**Problem requirements:**
Locate and copy all lines bearing the word "image".

**Entries provided:**
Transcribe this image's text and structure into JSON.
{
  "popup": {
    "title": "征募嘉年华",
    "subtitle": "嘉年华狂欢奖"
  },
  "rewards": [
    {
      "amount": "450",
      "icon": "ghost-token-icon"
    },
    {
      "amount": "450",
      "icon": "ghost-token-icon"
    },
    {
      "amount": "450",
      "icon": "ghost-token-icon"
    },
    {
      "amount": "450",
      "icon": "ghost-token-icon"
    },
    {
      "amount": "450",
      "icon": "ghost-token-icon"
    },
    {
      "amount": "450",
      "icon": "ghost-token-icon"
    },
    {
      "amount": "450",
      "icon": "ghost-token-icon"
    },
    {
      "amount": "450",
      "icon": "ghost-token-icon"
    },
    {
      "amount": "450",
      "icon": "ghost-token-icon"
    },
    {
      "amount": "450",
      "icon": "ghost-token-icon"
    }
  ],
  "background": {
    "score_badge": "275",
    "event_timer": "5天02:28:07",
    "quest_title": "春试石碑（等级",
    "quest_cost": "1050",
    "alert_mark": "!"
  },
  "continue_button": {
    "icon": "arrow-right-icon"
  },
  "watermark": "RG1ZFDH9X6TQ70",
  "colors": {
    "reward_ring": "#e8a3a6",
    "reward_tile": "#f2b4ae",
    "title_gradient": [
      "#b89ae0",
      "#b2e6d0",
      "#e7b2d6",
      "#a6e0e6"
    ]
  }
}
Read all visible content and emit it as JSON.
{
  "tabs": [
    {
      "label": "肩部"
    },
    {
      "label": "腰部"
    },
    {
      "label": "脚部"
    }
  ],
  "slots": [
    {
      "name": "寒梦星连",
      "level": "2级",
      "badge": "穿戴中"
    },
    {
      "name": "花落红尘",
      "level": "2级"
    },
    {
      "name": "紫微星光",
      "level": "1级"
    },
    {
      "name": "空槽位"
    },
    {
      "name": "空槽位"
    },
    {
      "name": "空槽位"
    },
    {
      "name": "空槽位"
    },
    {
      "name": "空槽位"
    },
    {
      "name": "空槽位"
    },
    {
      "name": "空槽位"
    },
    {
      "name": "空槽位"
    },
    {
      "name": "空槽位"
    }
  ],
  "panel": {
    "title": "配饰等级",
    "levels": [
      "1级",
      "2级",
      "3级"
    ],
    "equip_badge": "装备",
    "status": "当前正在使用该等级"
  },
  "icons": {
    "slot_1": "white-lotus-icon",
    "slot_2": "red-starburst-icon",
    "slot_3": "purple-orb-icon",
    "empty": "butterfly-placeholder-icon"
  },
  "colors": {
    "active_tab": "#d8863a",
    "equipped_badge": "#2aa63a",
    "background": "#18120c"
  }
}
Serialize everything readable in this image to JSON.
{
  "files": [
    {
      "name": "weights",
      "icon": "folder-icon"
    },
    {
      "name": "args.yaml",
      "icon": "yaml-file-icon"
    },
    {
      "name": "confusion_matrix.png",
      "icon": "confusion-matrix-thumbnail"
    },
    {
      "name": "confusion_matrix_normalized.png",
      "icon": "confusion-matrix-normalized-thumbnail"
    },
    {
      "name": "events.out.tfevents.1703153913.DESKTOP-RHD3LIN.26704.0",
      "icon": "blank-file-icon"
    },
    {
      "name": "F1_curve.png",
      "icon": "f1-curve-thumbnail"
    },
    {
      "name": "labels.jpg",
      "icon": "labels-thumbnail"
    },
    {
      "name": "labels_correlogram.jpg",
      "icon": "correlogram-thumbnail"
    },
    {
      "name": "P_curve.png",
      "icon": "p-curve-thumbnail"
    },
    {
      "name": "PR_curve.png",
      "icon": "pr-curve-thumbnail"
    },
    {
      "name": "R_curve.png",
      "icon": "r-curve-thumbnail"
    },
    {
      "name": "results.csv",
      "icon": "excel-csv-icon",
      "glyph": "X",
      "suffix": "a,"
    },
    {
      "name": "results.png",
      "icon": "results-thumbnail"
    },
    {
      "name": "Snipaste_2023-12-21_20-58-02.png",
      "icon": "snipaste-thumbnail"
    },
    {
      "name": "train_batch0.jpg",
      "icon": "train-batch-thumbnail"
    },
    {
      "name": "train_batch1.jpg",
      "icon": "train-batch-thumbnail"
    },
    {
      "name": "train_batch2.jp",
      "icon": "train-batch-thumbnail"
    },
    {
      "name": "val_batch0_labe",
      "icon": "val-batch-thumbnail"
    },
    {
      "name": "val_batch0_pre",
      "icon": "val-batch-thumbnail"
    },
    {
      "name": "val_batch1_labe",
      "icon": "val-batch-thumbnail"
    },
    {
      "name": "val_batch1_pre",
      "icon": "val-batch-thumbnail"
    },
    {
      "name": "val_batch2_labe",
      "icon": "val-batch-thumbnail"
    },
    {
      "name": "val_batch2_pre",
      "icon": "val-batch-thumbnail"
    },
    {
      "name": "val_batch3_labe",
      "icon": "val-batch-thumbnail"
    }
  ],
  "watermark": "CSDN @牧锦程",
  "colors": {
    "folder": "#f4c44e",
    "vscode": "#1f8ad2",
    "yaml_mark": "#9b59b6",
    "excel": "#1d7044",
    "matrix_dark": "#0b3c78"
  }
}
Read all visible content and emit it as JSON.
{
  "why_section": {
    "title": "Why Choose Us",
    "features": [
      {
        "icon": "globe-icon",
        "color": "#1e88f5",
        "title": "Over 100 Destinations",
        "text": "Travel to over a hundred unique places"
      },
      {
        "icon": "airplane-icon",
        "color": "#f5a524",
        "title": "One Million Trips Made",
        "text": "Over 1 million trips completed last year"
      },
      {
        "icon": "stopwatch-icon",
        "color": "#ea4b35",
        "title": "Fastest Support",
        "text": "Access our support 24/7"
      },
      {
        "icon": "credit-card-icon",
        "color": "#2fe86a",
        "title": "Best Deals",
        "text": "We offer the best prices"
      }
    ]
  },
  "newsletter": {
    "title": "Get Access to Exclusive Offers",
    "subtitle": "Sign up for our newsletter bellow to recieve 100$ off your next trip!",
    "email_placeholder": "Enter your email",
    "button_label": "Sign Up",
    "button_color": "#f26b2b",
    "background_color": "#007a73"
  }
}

**Completed task:**
Transcribe this image's text and structure into JSON.
Serialize everything readable in this image to JSON.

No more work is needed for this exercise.